## Work required
Review the material and extract every line in which the word "applies" occurs.

Dataset entries
========
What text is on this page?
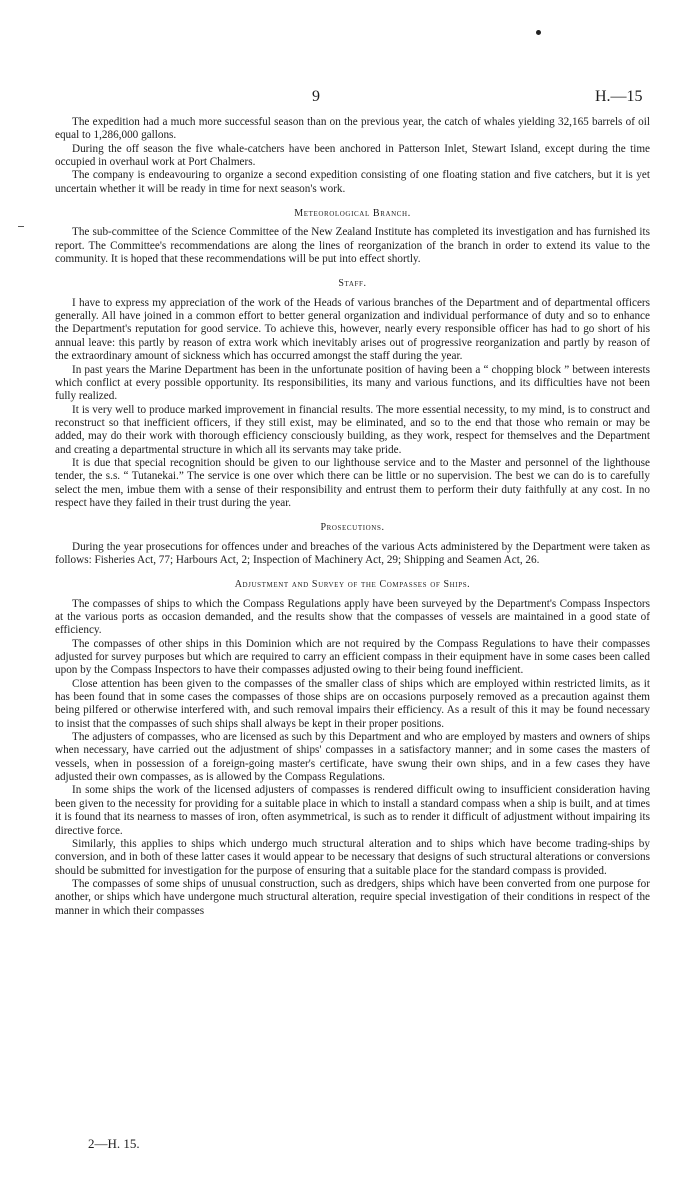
9	H.—15

The expedition had a much more successful season than on the previous year, the catch of whales yielding 32,165 barrels of oil equal to 1,286,000 gallons.

During the off season the five whale-catchers have been anchored in Patterson Inlet, Stewart Island, except during the time occupied in overhaul work at Port Chalmers.

The company is endeavouring to organize a second expedition consisting of one floating station and five catchers, but it is yet uncertain whether it will be ready in time for next season's work.

Meteorological Branch.

The sub-committee of the Science Committee of the New Zealand Institute has completed its investigation and has furnished its report. The Committee's recommendations are along the lines of reorganization of the branch in order to extend its value to the community. It is hoped that these recommendations will be put into effect shortly.

Staff.

I have to express my appreciation of the work of the Heads of various branches of the Department and of departmental officers generally. All have joined in a common effort to better general organization and individual performance of duty and so to enhance the Department's reputation for good service. To achieve this, however, nearly every responsible officer has had to go short of his annual leave: this partly by reason of extra work which inevitably arises out of progressive reorganization and partly by reason of the extraordinary amount of sickness which has occurred amongst the staff during the year.

In past years the Marine Department has been in the unfortunate position of having been a “ chopping block ” between interests which conflict at every possible opportunity. Its responsibilities, its many and various functions, and its difficulties have not been fully realized.

It is very well to produce marked improvement in financial results. The more essential necessity, to my mind, is to construct and reconstruct so that inefficient officers, if they still exist, may be eliminated, and so to the end that those who remain or may be added, may do their work with thorough efficiency consciously building, as they work, respect for themselves and the Department and creating a departmental structure in which all its servants may take pride.

It is due that special recognition should be given to our lighthouse service and to the Master and personnel of the lighthouse tender, the s.s. “ Tutanekai.” The service is one over which there can be little or no supervision. The best we can do is to carefully select the men, imbue them with a sense of their responsibility and entrust them to perform their duty faithfully at any cost. In no respect have they failed in their trust during the year.

Prosecutions.

During the year prosecutions for offences under and breaches of the various Acts administered by the Department were taken as follows: Fisheries Act, 77; Harbours Act, 2; Inspection of Machinery Act, 29; Shipping and Seamen Act, 26.

Adjustment and Survey of the Compasses of Ships.

The compasses of ships to which the Compass Regulations apply have been surveyed by the Department's Compass Inspectors at the various ports as occasion demanded, and the results show that the compasses of vessels are maintained in a good state of efficiency.

The compasses of other ships in this Dominion which are not required by the Compass Regulations to have their compasses adjusted for survey purposes but which are required to carry an efficient compass in their equipment have in some cases been called upon by the Compass Inspectors to have their compasses adjusted owing to their being found inefficient.

Close attention has been given to the compasses of the smaller class of ships which are employed within restricted limits, as it has been found that in some cases the compasses of those ships are on occasions purposely removed as a precaution against them being pilfered or otherwise interfered with, and such removal impairs their efficiency. As a result of this it may be found necessary to insist that the compasses of such ships shall always be kept in their proper positions.

The adjusters of compasses, who are licensed as such by this Department and who are employed by masters and owners of ships when necessary, have carried out the adjustment of ships' compasses in a satisfactory manner; and in some cases the masters of vessels, when in possession of a foreign-going master's certificate, have swung their own ships, and in a few cases they have adjusted their own compasses, as is allowed by the Compass Regulations.

In some ships the work of the licensed adjusters of compasses is rendered difficult owing to insufficient consideration having been given to the necessity for providing for a suitable place in which to install a standard compass when a ship is built, and at times it is found that its nearness to masses of iron, often asymmetrical, is such as to render it difficult of adjustment without impairing its directive force.

Similarly, this applies to ships which undergo much structural alteration and to ships which have become trading-ships by conversion, and in both of these latter cases it would appear to be necessary that designs of such structural alterations or conversions should be submitted for investigation for the purpose of ensuring that a suitable place for the standard compass is provided.

The compasses of some ships of unusual construction, such as dredgers, ships which have been converted from one purpose for another, or ships which have undergone much structural alteration, require special investigation of their conditions in respect of the manner in which their compasses

2—H. 15.
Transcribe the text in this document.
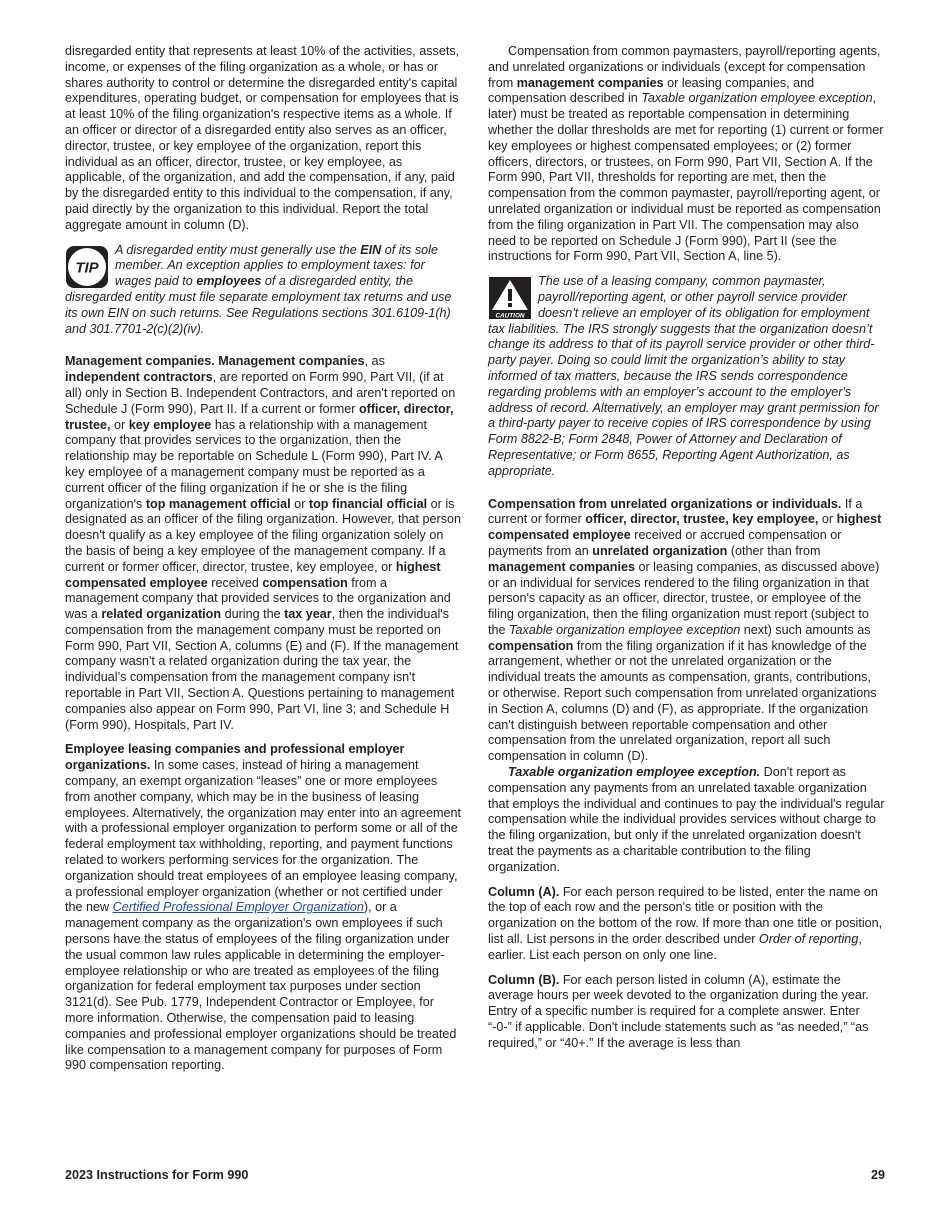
disregarded entity that represents at least 10% of the activities, assets, income, or expenses of the filing organization as a whole, or has or shares authority to control or determine the disregarded entity's capital expenditures, operating budget, or compensation for employees that is at least 10% of the filing organization's respective items as a whole. If an officer or director of a disregarded entity also serves as an officer, director, trustee, or key employee of the organization, report this individual as an officer, director, trustee, or key employee, as applicable, of the organization, and add the compensation, if any, paid by the disregarded entity to this individual to the compensation, if any, paid directly by the organization to this individual. Report the total aggregate amount in column (D).

TIP
A disregarded entity must generally use the EIN of its sole member. An exception applies to employment taxes: for wages paid to employees of a disregarded entity, the disregarded entity must file separate employment tax returns and use its own EIN on such returns. See Regulations sections 301.6109-1(h) and 301.7701-2(c)(2)(iv).

Management companies. Management companies, as independent contractors, are reported on Form 990, Part VII, (if at all) only in Section B. Independent Contractors, and aren't reported on Schedule J (Form 990), Part II. If a current or former officer, director, trustee, or key employee has a relationship with a management company that provides services to the organization, then the relationship may be reportable on Schedule L (Form 990), Part IV. A key employee of a management company must be reported as a current officer of the filing organization if he or she is the filing organization's top management official or top financial official or is designated as an officer of the filing organization. However, that person doesn't qualify as a key employee of the filing organization solely on the basis of being a key employee of the management company. If a current or former officer, director, trustee, key employee, or highest compensated employee received compensation from a management company that provided services to the organization and was a related organization during the tax year, then the individual's compensation from the management company must be reported on Form 990, Part VII, Section A, columns (E) and (F). If the management company wasn't a related organization during the tax year, the individual’s compensation from the management company isn't reportable in Part VII, Section A. Questions pertaining to management companies also appear on Form 990, Part VI, line 3; and Schedule H (Form 990), Hospitals, Part IV.

Employee leasing companies and professional employer organizations. In some cases, instead of hiring a management company, an exempt organization “leases” one or more employees from another company, which may be in the business of leasing employees. Alternatively, the organization may enter into an agreement with a professional employer organization to perform some or all of the federal employment tax withholding, reporting, and payment functions related to workers performing services for the organization. The organization should treat employees of an employee leasing company, a professional employer organization (whether or not certified under the new Certified Professional Employer Organization), or a management company as the organization's own employees if such persons have the status of employees of the filing organization under the usual common law rules applicable in determining the employer-employee relationship or who are treated as employees of the filing organization for federal employment tax purposes under section 3121(d). See Pub. 1779, Independent Contractor or Employee, for more information. Otherwise, the compensation paid to leasing companies and professional employer organizations should be treated like compensation to a management company for purposes of Form 990 compensation reporting.

Compensation from common paymasters, payroll/reporting agents, and unrelated organizations or individuals (except for compensation from management companies or leasing companies, and compensation described in Taxable organization employee exception, later) must be treated as reportable compensation in determining whether the dollar thresholds are met for reporting (1) current or former key employees or highest compensated employees; or (2) former officers, directors, or trustees, on Form 990, Part VII, Section A. If the Form 990, Part VII, thresholds for reporting are met, then the compensation from the common paymaster, payroll/reporting agent, or unrelated organization or individual must be reported as compensation from the filing organization in Part VII. The compensation may also need to be reported on Schedule J (Form 990), Part II (see the instructions for Form 990, Part VII, Section A, line 5).

CAUTION
The use of a leasing company, common paymaster, payroll/reporting agent, or other payroll service provider doesn't relieve an employer of its obligation for employment tax liabilities. The IRS strongly suggests that the organization doesn’t change its address to that of its payroll service provider or other third-party payer. Doing so could limit the organization’s ability to stay informed of tax matters, because the IRS sends correspondence regarding problems with an employer’s account to the employer's address of record. Alternatively, an employer may grant permission for a third-party payer to receive copies of IRS correspondence by using Form 8822-B; Form 2848, Power of Attorney and Declaration of Representative; or Form 8655, Reporting Agent Authorization, as appropriate.

Compensation from unrelated organizations or individuals. If a current or former officer, director, trustee, key employee, or highest compensated employee received or accrued compensation or payments from an unrelated organization (other than from management companies or leasing companies, as discussed above) or an individual for services rendered to the filing organization in that person's capacity as an officer, director, trustee, or employee of the filing organization, then the filing organization must report (subject to the Taxable organization employee exception next) such amounts as compensation from the filing organization if it has knowledge of the arrangement, whether or not the unrelated organization or the individual treats the amounts as compensation, grants, contributions, or otherwise. Report such compensation from unrelated organizations in Section A, columns (D) and (F), as appropriate. If the organization can't distinguish between reportable compensation and other compensation from the unrelated organization, report all such compensation in column (D).

Taxable organization employee exception. Don't report as compensation any payments from an unrelated taxable organization that employs the individual and continues to pay the individual's regular compensation while the individual provides services without charge to the filing organization, but only if the unrelated organization doesn't treat the payments as a charitable contribution to the filing organization.

Column (A). For each person required to be listed, enter the name on the top of each row and the person's title or position with the organization on the bottom of the row. If more than one title or position, list all. List persons in the order described under Order of reporting, earlier. List each person on only one line.

Column (B). For each person listed in column (A), estimate the average hours per week devoted to the organization during the year. Entry of a specific number is required for a complete answer. Enter “-0-” if applicable. Don't include statements such as “as needed,” “as required,” or “40+.” If the average is less than

2023 Instructions for Form 990	29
========
## Exercise output
Similarly, this applies to ships which undergo much structural alteration and to ships which have become trading-ships by conversion, and in both of these latter cases it would appear to be necessary that designs of such structural alterations or conversions should be submitted for investigation for the purpose of ensuring that a suitable place for the standard compass is provided.
A disregarded entity must generally use the EIN of its sole member. An exception applies to employment taxes: for wages paid to employees of a disregarded entity, the disregarded entity must file separate employment tax returns and use its own EIN on such returns. See Regulations sections 301.6109-1(h) and 301.7701-2(c)(2)(iv).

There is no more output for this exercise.